> [抽出テキスト]:
▶
このところトランプ大統領の不規則発言が減ったと感じている方も多いのではないか。実際にはSNSでの発言は続いているがいくつかの理由で露出が減っているのだ。
第一に内外の諸政策が行き詰まっている。多くのトランプ発言は記者会見の席で行われる。トランプ大統領は何らかの成果を示すために記者会見をやることが多い。つまり成果が出なければ記者会見そのものが行われない。
次に報道側が飽きてきている。ABCニュースはライブアップデートと称してトランプ大統領関連の発言をまとめて伝えることが増えた。
最後にそもそも意味がよくわからなくなってきている。当初から意味のわからない発言は多かったが更に最近ひどくなってきている。まずは英文を読んでみていただきたい。
“It is very important that the Drug Companies justify the success of their various Covid Drugs. Many people think they are a miracle that saved Millions of lives. Others disagree! With CDC being ripped apart over this question, I want the answer, and I want it NOW,” Trump wrote on his social media platform.
Trump admin live updates: Trump urges companies to ‘justify’ success of COVID drugs(ABCニュース)
英語を読んで「意味がわからない」という人のために和訳した。和訳しても意味がわからない。
製薬会社が新型コロナの薬を正当化するのは大切。多くの人が多くの人の命を救った事は奇跡だと考えている。他の人達は賛同しない!CDCはこの疑問に引き裂かれている。私は答えが欲しい、今すぐ欲しい。
◀
> [資料一覧]:
▶
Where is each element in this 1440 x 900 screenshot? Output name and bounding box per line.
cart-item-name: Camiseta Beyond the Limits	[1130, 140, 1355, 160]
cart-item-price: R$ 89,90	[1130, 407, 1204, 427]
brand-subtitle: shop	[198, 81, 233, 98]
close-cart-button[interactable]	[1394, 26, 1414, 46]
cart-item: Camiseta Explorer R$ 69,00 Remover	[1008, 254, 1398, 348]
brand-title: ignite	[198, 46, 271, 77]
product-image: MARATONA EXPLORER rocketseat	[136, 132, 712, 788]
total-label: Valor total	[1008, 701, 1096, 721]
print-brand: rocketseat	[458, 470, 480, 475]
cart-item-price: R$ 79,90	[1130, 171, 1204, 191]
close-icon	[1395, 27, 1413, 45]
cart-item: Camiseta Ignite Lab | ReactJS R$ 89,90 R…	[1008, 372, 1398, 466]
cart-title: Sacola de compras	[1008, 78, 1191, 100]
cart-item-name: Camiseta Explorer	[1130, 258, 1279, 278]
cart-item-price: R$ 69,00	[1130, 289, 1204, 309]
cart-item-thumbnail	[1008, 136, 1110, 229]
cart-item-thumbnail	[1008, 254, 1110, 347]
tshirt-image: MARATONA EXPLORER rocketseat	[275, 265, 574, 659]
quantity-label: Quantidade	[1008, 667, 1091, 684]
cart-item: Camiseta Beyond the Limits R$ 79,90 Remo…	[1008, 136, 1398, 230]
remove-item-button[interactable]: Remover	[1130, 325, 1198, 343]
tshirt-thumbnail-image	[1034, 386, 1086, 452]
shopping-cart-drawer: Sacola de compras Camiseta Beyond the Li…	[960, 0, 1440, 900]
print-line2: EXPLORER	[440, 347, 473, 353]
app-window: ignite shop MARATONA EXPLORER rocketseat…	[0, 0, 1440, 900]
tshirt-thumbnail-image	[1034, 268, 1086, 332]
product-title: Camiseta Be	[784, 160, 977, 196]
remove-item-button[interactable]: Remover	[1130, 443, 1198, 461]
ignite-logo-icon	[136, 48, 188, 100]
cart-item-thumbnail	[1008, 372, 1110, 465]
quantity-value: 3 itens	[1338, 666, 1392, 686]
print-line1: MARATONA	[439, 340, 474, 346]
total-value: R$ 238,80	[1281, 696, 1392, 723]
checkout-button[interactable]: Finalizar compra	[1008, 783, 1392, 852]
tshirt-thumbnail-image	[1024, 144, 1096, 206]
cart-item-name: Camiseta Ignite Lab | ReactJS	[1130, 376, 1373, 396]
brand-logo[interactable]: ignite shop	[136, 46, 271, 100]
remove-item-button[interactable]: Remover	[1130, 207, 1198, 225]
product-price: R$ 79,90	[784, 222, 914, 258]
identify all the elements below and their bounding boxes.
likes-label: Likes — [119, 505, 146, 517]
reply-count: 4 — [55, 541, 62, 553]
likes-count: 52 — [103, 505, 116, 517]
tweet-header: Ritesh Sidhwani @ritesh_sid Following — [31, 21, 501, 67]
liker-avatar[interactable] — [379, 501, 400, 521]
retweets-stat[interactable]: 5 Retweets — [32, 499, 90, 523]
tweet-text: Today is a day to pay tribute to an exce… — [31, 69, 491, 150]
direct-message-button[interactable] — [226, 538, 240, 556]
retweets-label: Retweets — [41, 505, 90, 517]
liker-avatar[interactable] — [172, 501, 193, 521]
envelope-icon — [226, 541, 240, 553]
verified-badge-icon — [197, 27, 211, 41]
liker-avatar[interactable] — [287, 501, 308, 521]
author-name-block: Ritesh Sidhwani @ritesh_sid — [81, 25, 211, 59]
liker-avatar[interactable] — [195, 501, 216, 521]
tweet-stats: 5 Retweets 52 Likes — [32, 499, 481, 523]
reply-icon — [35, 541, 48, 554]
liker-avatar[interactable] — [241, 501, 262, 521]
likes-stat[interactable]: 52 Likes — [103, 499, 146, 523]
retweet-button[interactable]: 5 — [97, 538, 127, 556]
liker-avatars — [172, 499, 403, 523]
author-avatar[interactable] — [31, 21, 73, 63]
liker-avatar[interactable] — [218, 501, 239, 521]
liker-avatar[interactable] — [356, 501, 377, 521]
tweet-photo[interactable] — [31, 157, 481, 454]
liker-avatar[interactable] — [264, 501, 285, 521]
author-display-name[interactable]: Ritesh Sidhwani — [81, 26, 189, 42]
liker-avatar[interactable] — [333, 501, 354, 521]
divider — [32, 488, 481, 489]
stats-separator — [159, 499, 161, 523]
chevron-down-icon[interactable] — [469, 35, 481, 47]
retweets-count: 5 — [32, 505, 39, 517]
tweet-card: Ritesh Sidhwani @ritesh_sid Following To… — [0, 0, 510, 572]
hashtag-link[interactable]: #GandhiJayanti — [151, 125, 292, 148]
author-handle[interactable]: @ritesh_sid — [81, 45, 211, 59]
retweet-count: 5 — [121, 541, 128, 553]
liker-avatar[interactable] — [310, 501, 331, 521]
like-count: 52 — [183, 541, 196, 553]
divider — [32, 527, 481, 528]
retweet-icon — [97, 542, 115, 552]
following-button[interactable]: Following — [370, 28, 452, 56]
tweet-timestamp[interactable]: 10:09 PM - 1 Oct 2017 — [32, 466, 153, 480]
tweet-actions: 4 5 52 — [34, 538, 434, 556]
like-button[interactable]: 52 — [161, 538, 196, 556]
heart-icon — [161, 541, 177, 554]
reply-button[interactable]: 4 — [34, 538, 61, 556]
◀
> [問題]: 抽出テキストから引いた次の一文を英語に訳しなさい。「トランプ大統領は何らかの成果を示すために記者会見をやることが多い。」 資料は参照しなくてかまいません。

> [解答]: President Trump often holds press conferences in order to show some kind of achievement.